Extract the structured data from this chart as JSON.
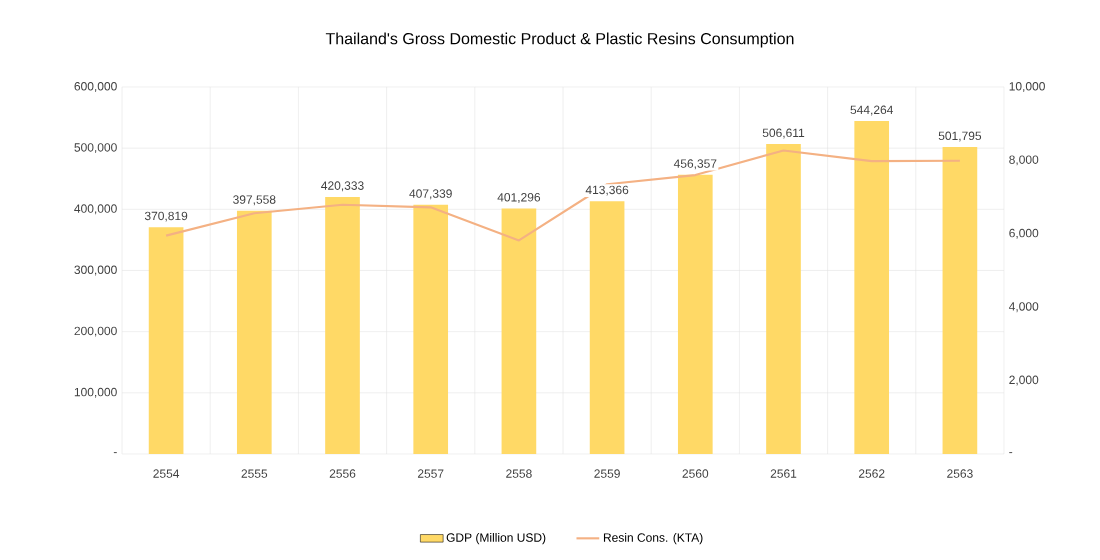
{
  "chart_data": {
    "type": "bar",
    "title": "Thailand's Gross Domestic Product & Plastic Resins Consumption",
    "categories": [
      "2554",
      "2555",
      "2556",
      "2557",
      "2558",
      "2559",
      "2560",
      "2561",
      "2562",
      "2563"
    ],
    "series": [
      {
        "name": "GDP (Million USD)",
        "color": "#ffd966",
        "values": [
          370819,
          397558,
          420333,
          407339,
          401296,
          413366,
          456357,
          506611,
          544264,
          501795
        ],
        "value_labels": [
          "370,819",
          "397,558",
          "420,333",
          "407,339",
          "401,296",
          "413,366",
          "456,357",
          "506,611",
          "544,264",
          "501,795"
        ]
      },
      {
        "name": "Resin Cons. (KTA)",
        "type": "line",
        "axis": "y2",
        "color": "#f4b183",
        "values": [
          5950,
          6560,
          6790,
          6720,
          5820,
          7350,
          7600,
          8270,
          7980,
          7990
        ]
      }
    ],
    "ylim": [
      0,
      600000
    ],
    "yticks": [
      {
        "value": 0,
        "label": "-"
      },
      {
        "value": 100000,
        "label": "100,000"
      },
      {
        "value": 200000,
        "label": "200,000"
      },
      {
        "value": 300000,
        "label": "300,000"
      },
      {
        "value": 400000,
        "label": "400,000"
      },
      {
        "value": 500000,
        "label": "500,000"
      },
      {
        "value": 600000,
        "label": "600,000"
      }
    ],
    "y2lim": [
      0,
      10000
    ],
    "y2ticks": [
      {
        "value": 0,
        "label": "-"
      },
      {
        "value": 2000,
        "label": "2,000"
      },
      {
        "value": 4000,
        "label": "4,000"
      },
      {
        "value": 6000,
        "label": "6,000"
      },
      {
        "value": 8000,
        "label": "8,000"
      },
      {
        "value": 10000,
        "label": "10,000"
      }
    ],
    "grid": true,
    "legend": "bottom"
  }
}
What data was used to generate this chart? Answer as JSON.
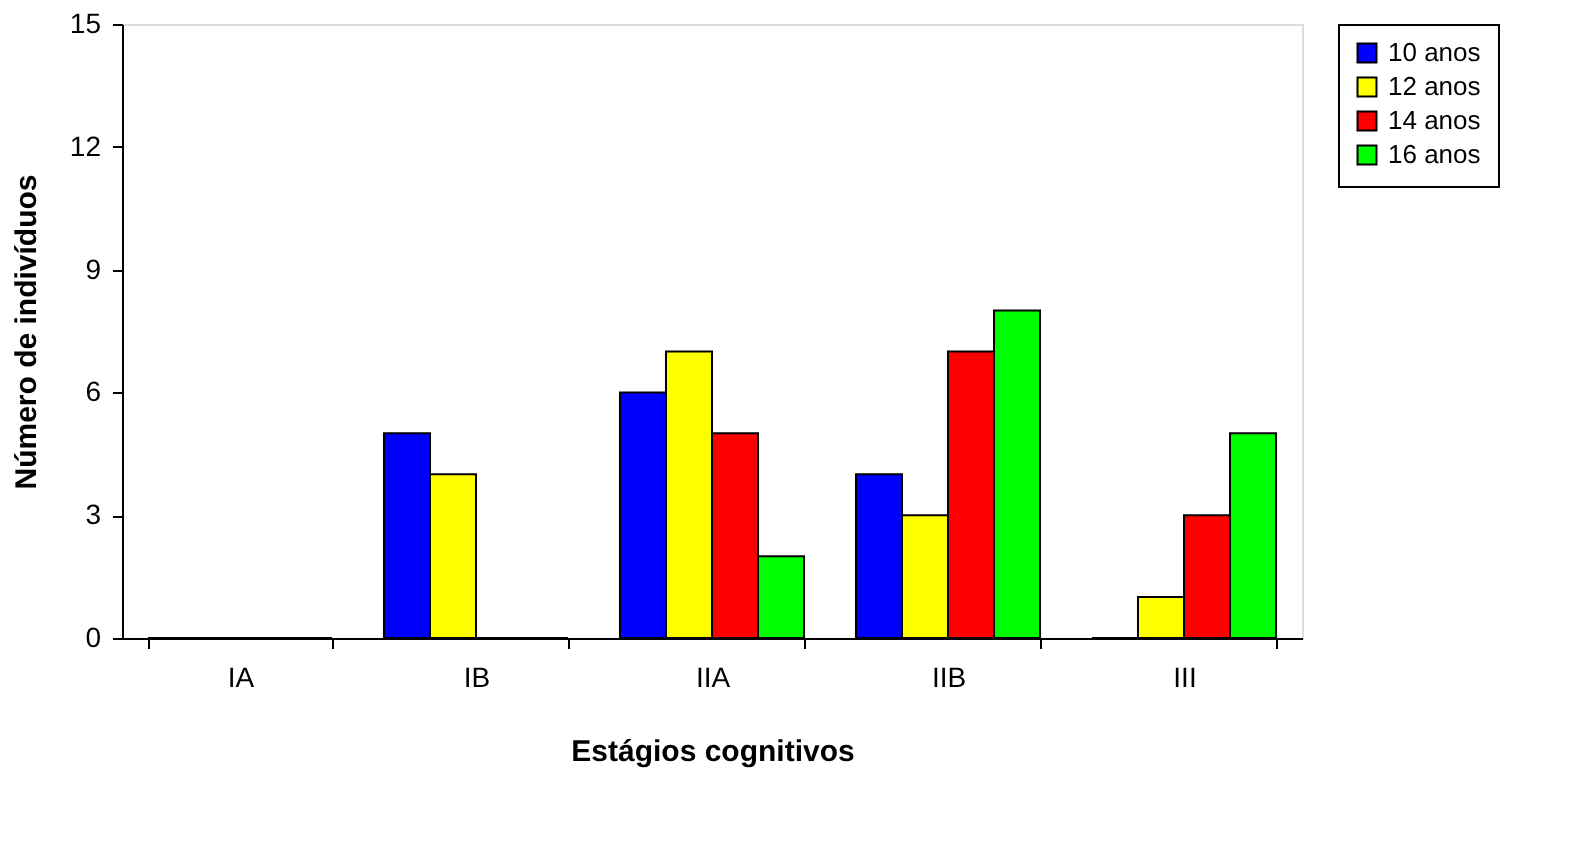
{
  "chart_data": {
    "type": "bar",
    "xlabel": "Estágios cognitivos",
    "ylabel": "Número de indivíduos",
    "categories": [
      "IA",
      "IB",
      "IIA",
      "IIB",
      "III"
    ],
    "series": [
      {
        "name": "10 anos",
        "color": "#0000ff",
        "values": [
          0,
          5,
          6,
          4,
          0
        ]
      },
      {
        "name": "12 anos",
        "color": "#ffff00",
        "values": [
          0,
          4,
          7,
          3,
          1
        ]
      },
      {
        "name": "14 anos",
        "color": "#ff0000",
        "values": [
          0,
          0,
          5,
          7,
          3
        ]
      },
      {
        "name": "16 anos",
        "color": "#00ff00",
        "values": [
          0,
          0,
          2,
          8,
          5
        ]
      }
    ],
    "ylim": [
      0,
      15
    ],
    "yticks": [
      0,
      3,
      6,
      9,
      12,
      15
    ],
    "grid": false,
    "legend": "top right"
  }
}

________________________________________

● **Required work**
Omit each picture, then return all of the listing exactly as it stands.

● **Right answer**
Extract the structured data from this chart as JSON.
{
  "chart_data": {
    "type": "bar",
    "title": "Thailand's Gross Domestic Product & Plastic Resins Consumption",
    "categories": [
      "2554",
      "2555",
      "2556",
      "2557",
      "2558",
      "2559",
      "2560",
      "2561",
      "2562",
      "2563"
    ],
    "series": [
      {
        "name": "GDP (Million USD)",
        "color": "#ffd966",
        "values": [
          370819,
          397558,
          420333,
          407339,
          401296,
          413366,
          456357,
          506611,
          544264,
          501795
        ],
        "value_labels": [
          "370,819",
          "397,558",
          "420,333",
          "407,339",
          "401,296",
          "413,366",
          "456,357",
          "506,611",
          "544,264",
          "501,795"
        ]
      },
      {
        "name": "Resin Cons. (KTA)",
        "type": "line",
        "axis": "y2",
        "color": "#f4b183",
        "values": [
          5950,
          6560,
          6790,
          6720,
          5820,
          7350,
          7600,
          8270,
          7980,
          7990
        ]
      }
    ],
    "ylim": [
      0,
      600000
    ],
    "yticks": [
      {
        "value": 0,
        "label": "-"
      },
      {
        "value": 100000,
        "label": "100,000"
      },
      {
        "value": 200000,
        "label": "200,000"
      },
      {
        "value": 300000,
        "label": "300,000"
      },
      {
        "value": 400000,
        "label": "400,000"
      },
      {
        "value": 500000,
        "label": "500,000"
      },
      {
        "value": 600000,
        "label": "600,000"
      }
    ],
    "y2lim": [
      0,
      10000
    ],
    "y2ticks": [
      {
        "value": 0,
        "label": "-"
      },
      {
        "value": 2000,
        "label": "2,000"
      },
      {
        "value": 4000,
        "label": "4,000"
      },
      {
        "value": 6000,
        "label": "6,000"
      },
      {
        "value": 8000,
        "label": "8,000"
      },
      {
        "value": 10000,
        "label": "10,000"
      }
    ],
    "grid": true,
    "legend": "bottom"
  }
}
What data was used to generate this chart? Answer as JSON.
{
  "chart_data": {
    "type": "bar",
    "xlabel": "Estágios cognitivos",
    "ylabel": "Número de indivíduos",
    "categories": [
      "IA",
      "IB",
      "IIA",
      "IIB",
      "III"
    ],
    "series": [
      {
        "name": "10 anos",
        "color": "#0000ff",
        "values": [
          0,
          5,
          6,
          4,
          0
        ]
      },
      {
        "name": "12 anos",
        "color": "#ffff00",
        "values": [
          0,
          4,
          7,
          3,
          1
        ]
      },
      {
        "name": "14 anos",
        "color": "#ff0000",
        "values": [
          0,
          0,
          5,
          7,
          3
        ]
      },
      {
        "name": "16 anos",
        "color": "#00ff00",
        "values": [
          0,
          0,
          2,
          8,
          5
        ]
      }
    ],
    "ylim": [
      0,
      15
    ],
    "yticks": [
      0,
      3,
      6,
      9,
      12,
      15
    ],
    "grid": false,
    "legend": "top right"
  }
}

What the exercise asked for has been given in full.